§ **TASK**
In the data, extract each line that holds the string "numbers".

##### RECORDED INFORMATION

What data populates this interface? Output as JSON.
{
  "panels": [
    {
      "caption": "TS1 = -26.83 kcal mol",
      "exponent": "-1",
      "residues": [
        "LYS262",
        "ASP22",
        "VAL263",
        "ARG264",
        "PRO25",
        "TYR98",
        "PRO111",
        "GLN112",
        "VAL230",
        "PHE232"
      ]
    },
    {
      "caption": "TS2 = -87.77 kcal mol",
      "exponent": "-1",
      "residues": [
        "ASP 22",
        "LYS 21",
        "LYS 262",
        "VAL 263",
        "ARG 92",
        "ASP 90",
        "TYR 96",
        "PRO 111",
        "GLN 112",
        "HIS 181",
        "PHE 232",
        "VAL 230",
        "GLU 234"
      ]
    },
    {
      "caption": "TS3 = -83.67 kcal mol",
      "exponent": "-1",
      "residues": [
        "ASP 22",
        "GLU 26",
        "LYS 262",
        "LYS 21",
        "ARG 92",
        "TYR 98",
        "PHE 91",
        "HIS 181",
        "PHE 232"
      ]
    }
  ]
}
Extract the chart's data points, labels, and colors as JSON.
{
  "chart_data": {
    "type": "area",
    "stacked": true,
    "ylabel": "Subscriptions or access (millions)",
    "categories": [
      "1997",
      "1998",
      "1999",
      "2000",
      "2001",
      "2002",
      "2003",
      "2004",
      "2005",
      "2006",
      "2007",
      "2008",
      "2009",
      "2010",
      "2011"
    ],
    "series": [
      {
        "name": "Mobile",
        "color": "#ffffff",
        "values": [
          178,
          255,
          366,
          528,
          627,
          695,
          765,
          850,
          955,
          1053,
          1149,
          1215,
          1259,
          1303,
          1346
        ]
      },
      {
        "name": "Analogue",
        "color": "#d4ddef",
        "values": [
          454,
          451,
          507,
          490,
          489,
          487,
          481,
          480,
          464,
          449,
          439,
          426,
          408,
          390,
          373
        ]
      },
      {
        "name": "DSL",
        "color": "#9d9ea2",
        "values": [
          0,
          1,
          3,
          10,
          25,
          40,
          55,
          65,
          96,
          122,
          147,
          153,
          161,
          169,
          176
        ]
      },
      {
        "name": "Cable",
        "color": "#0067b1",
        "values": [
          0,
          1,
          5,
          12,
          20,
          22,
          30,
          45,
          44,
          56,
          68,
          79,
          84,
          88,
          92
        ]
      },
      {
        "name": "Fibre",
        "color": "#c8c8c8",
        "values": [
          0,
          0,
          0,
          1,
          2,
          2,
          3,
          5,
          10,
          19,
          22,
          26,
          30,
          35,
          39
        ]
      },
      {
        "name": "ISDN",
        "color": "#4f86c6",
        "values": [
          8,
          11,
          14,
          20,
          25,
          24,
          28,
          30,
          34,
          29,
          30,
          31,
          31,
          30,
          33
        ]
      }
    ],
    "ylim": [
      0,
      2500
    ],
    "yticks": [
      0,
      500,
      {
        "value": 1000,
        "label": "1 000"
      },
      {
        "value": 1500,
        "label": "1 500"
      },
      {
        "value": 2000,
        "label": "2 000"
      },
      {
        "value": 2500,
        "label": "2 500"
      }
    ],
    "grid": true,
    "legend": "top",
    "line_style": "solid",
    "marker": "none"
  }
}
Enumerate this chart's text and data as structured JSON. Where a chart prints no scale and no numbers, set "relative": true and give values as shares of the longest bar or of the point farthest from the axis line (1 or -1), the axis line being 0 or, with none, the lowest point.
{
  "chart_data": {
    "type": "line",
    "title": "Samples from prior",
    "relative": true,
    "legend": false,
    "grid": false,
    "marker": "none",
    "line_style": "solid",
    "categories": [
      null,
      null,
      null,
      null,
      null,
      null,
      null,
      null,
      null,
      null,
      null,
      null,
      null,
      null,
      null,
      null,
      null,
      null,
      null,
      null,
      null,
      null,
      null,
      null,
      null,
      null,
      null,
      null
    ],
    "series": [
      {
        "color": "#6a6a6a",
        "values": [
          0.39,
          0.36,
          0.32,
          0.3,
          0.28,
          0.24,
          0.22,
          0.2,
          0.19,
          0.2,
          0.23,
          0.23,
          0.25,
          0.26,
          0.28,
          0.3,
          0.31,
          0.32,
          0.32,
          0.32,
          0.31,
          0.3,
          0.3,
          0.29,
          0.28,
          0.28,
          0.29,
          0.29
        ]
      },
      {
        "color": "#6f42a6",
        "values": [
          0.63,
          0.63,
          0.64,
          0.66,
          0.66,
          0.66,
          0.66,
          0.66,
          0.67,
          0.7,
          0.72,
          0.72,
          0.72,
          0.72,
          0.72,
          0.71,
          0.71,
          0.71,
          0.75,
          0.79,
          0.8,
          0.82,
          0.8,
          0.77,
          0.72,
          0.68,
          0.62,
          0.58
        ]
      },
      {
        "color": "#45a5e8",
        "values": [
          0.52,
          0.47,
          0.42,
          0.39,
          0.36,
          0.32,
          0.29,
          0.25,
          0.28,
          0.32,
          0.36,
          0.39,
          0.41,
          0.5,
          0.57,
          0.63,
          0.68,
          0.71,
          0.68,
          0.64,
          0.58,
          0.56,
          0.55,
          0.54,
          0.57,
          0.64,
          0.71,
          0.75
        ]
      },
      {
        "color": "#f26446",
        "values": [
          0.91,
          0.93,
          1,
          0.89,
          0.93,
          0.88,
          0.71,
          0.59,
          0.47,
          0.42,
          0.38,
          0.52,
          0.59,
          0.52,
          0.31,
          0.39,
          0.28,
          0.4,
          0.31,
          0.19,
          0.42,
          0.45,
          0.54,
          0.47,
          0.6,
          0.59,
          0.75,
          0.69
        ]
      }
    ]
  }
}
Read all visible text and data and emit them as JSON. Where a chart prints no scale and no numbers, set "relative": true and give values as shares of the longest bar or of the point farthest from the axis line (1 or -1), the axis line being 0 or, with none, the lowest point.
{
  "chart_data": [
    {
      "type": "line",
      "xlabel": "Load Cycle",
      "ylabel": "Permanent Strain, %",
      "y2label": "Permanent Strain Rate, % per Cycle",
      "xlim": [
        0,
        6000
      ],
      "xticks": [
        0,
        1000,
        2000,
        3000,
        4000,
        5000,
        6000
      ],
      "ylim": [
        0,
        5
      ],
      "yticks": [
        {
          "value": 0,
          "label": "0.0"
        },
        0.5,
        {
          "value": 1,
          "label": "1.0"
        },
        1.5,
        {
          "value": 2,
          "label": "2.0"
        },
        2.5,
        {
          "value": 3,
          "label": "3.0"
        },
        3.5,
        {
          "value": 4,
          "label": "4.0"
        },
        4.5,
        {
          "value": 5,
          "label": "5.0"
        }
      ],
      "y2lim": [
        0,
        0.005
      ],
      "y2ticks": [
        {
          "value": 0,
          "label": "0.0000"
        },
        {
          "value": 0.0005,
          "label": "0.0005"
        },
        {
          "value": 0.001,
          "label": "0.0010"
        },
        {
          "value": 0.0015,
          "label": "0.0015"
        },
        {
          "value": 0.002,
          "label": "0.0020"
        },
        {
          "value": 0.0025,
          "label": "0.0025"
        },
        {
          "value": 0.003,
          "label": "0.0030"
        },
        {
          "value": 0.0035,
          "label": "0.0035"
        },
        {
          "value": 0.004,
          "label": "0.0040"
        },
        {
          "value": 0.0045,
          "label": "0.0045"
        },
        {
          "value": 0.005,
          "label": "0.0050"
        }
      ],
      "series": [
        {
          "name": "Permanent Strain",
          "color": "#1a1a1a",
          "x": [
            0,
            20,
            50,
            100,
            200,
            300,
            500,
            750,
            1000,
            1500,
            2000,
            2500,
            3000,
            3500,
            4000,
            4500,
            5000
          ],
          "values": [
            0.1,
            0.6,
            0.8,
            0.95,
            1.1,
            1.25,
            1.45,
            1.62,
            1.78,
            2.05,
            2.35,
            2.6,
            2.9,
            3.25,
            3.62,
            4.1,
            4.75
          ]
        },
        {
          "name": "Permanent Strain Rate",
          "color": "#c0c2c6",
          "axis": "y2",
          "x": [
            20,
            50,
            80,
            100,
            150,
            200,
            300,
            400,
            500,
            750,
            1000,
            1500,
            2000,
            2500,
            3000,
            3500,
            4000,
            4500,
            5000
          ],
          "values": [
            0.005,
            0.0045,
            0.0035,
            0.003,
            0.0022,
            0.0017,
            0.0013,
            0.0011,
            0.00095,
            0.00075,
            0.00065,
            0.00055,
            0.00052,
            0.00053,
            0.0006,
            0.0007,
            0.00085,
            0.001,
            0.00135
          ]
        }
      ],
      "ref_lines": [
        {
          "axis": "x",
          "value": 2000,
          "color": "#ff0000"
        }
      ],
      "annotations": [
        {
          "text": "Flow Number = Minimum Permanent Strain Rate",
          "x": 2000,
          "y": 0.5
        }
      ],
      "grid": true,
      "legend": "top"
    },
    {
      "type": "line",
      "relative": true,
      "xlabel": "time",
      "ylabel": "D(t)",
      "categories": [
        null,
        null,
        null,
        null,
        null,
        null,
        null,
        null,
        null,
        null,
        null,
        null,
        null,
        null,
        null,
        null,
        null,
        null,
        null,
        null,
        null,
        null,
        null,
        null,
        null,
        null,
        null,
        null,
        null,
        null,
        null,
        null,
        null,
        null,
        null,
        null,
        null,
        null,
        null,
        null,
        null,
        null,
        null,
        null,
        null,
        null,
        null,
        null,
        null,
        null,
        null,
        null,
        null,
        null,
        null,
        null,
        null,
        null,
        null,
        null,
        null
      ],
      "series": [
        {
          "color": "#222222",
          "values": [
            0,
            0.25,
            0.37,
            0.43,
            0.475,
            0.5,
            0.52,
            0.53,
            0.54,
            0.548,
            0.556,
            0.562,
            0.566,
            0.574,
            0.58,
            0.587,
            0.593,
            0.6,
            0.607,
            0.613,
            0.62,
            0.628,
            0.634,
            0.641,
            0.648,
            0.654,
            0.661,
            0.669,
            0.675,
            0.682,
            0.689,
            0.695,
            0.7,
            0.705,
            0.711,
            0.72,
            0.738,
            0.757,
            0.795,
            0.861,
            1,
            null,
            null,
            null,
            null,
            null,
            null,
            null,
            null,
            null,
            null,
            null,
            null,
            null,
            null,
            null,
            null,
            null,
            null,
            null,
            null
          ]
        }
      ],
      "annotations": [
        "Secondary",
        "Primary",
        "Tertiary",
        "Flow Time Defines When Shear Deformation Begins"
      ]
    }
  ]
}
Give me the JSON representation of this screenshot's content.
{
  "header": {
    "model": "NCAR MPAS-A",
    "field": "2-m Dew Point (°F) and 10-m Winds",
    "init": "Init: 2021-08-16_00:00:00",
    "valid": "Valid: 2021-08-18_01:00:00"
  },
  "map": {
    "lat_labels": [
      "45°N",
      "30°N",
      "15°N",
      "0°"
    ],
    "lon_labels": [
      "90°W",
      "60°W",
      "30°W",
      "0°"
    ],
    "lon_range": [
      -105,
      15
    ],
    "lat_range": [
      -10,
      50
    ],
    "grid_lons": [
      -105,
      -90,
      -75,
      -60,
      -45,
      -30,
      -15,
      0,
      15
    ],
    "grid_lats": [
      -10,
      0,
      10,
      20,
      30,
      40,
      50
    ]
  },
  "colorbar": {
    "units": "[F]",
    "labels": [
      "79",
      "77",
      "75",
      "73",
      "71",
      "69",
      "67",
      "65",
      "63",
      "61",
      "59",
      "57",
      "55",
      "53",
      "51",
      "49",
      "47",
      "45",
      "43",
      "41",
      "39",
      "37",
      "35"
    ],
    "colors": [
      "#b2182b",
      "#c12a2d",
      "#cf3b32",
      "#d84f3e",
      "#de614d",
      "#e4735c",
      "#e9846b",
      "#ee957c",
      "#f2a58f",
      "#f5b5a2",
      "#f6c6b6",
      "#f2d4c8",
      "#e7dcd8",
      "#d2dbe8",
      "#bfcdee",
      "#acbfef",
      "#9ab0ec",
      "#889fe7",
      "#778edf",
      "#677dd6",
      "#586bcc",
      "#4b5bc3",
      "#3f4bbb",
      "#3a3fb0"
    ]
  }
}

##########

§ **RESPONSE TO THIS EXERCISE**
Enumerate this chart's text and data as structured JSON. Where a chart prints no scale and no numbers, set "relative": true and give values as shares of the longest bar or of the point farthest from the axis line (1 or -1), the axis line being 0 or, with none, the lowest point.
Read all visible text and data and emit them as JSON. Where a chart prints no scale and no numbers, set "relative": true and give values as shares of the longest bar or of the point farthest from the axis line (1 or -1), the axis line being 0 or, with none, the lowest point.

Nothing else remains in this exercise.